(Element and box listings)
::::::::

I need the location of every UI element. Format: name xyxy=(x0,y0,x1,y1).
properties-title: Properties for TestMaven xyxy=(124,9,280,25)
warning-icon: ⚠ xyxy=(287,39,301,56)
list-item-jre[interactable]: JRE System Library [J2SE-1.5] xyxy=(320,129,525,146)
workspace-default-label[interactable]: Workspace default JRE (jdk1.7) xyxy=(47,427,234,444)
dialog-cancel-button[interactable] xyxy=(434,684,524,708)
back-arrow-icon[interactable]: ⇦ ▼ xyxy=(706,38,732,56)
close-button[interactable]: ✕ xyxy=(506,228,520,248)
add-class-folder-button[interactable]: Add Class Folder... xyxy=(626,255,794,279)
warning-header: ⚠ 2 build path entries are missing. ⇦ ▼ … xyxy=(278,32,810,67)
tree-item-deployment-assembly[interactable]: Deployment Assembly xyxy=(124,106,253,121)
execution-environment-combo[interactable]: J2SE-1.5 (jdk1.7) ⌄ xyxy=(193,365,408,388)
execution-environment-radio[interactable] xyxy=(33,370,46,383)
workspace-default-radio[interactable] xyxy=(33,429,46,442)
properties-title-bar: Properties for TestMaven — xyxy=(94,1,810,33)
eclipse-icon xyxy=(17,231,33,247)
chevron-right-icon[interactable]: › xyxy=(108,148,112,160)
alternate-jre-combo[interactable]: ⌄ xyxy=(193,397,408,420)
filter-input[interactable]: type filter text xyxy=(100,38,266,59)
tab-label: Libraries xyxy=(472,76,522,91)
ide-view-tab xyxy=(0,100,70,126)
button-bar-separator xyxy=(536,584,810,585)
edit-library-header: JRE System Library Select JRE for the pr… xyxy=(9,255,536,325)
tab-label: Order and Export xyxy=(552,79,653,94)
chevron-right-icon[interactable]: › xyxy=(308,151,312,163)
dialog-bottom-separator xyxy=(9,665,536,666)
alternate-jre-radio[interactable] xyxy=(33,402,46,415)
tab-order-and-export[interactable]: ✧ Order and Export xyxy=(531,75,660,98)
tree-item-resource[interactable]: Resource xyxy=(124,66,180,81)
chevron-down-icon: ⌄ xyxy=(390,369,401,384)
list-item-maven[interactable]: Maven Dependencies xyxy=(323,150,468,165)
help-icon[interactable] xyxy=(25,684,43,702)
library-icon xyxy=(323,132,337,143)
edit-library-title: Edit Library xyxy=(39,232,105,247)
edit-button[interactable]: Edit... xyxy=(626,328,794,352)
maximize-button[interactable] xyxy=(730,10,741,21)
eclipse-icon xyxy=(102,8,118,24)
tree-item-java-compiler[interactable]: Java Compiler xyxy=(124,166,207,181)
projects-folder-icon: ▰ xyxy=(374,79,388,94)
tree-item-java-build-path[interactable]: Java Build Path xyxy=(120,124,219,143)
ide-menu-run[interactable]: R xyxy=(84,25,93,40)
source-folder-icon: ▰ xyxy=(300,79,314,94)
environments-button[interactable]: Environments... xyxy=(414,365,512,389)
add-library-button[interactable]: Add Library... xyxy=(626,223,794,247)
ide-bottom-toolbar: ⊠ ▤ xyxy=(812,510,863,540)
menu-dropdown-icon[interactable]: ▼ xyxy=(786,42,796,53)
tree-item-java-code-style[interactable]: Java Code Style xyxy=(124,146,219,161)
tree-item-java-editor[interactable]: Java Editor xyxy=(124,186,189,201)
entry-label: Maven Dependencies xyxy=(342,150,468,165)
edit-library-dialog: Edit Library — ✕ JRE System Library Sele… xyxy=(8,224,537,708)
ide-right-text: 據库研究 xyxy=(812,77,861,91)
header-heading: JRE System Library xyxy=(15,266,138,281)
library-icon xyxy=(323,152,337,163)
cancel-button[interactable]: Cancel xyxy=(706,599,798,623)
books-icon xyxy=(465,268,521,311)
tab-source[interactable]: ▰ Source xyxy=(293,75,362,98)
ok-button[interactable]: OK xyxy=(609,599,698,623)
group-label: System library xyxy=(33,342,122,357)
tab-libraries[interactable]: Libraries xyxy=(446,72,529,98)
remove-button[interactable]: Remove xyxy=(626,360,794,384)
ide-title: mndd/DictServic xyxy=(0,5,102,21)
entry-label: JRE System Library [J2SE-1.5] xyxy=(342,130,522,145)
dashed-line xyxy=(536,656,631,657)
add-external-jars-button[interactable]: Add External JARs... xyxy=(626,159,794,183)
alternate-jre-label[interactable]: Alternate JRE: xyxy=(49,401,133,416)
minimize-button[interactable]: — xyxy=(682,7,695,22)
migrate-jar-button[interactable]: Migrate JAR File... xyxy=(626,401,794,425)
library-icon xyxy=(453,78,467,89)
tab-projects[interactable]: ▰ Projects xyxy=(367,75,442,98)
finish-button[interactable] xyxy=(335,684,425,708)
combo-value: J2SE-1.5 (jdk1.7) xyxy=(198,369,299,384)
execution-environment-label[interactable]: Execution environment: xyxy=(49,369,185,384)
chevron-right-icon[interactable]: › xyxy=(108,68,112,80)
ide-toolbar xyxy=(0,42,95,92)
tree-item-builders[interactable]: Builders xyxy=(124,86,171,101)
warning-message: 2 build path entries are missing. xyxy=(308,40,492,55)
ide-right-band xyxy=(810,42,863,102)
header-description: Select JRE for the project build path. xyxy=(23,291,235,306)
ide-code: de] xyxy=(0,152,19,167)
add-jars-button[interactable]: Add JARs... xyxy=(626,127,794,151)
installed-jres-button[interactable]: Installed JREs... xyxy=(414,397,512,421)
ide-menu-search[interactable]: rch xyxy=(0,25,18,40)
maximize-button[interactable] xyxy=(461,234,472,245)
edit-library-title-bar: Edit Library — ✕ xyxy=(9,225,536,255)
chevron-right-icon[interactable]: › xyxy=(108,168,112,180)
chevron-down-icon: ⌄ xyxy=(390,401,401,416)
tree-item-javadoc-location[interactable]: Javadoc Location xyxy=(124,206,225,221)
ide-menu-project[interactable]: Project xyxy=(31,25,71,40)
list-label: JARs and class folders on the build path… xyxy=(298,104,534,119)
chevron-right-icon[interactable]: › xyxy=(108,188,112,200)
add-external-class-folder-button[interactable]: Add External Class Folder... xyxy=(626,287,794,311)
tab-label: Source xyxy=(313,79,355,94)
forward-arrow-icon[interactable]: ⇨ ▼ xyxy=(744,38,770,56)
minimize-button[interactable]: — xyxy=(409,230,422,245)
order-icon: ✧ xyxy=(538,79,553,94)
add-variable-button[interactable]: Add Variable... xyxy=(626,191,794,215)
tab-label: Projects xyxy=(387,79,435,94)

::::::::

**TASK STATEMENT:** Repeat the lines verbatim, from the first line through the line containing "chevron-right-icon[interactable]: › xyxy=(308,151,312,163)".

**EXERCISE ANSWER:**
I need the location of every UI element. Format: name xyxy=(x0,y0,x1,y1).
properties-title: Properties for TestMaven xyxy=(124,9,280,25)
warning-icon: ⚠ xyxy=(287,39,301,56)
list-item-jre[interactable]: JRE System Library [J2SE-1.5] xyxy=(320,129,525,146)
workspace-default-label[interactable]: Workspace default JRE (jdk1.7) xyxy=(47,427,234,444)
dialog-cancel-button[interactable] xyxy=(434,684,524,708)
back-arrow-icon[interactable]: ⇦ ▼ xyxy=(706,38,732,56)
close-button[interactable]: ✕ xyxy=(506,228,520,248)
add-class-folder-button[interactable]: Add Class Folder... xyxy=(626,255,794,279)
warning-header: ⚠ 2 build path entries are missing. ⇦ ▼ … xyxy=(278,32,810,67)
tree-item-deployment-assembly[interactable]: Deployment Assembly xyxy=(124,106,253,121)
execution-environment-combo[interactable]: J2SE-1.5 (jdk1.7) ⌄ xyxy=(193,365,408,388)
execution-environment-radio[interactable] xyxy=(33,370,46,383)
workspace-default-radio[interactable] xyxy=(33,429,46,442)
properties-title-bar: Properties for TestMaven — xyxy=(94,1,810,33)
eclipse-icon xyxy=(17,231,33,247)
chevron-right-icon[interactable]: › xyxy=(108,148,112,160)
alternate-jre-combo[interactable]: ⌄ xyxy=(193,397,408,420)
filter-input[interactable]: type filter text xyxy=(100,38,266,59)
tab-label: Libraries xyxy=(472,76,522,91)
ide-view-tab xyxy=(0,100,70,126)
button-bar-separator xyxy=(536,584,810,585)
edit-library-header: JRE System Library Select JRE for the pr… xyxy=(9,255,536,325)
tab-label: Order and Export xyxy=(552,79,653,94)
chevron-right-icon[interactable]: › xyxy=(308,151,312,163)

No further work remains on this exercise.